# Provided records:
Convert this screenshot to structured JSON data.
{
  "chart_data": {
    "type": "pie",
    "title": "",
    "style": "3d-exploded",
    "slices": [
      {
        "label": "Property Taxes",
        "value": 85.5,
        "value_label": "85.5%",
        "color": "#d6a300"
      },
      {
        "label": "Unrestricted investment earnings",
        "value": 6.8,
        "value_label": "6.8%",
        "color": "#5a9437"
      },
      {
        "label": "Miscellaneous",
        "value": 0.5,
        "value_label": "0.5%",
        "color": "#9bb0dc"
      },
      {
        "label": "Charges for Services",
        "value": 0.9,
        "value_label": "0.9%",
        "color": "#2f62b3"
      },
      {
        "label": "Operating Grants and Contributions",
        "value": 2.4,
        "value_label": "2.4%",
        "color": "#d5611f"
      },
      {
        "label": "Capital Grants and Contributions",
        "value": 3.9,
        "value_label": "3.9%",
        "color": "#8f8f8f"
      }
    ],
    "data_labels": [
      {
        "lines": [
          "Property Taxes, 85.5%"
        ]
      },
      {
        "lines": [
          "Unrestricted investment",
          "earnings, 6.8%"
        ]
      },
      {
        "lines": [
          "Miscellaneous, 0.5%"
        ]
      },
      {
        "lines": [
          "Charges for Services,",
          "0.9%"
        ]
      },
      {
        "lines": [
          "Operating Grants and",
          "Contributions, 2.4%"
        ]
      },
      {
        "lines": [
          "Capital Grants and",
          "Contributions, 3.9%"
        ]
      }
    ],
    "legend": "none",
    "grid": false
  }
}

# Exercise:
Reproduce each record exactly, leaving nothing out.

# Final answer:
Convert this screenshot to structured JSON data.
{
  "chart_data": {
    "type": "pie",
    "title": "",
    "style": "3d-exploded",
    "slices": [
      {
        "label": "Property Taxes",
        "value": 85.5,
        "value_label": "85.5%",
        "color": "#d6a300"
      },
      {
        "label": "Unrestricted investment earnings",
        "value": 6.8,
        "value_label": "6.8%",
        "color": "#5a9437"
      },
      {
        "label": "Miscellaneous",
        "value": 0.5,
        "value_label": "0.5%",
        "color": "#9bb0dc"
      },
      {
        "label": "Charges for Services",
        "value": 0.9,
        "value_label": "0.9%",
        "color": "#2f62b3"
      },
      {
        "label": "Operating Grants and Contributions",
        "value": 2.4,
        "value_label": "2.4%",
        "color": "#d5611f"
      },
      {
        "label": "Capital Grants and Contributions",
        "value": 3.9,
        "value_label": "3.9%",
        "color": "#8f8f8f"
      }
    ],
    "data_labels": [
      {
        "lines": [
          "Property Taxes, 85.5%"
        ]
      },
      {
        "lines": [
          "Unrestricted investment",
          "earnings, 6.8%"
        ]
      },
      {
        "lines": [
          "Miscellaneous, 0.5%"
        ]
      },
      {
        "lines": [
          "Charges for Services,",
          "0.9%"
        ]
      },
      {
        "lines": [
          "Operating Grants and",
          "Contributions, 2.4%"
        ]
      },
      {
        "lines": [
          "Capital Grants and",
          "Contributions, 3.9%"
        ]
      }
    ],
    "legend": "none",
    "grid": false
  }
}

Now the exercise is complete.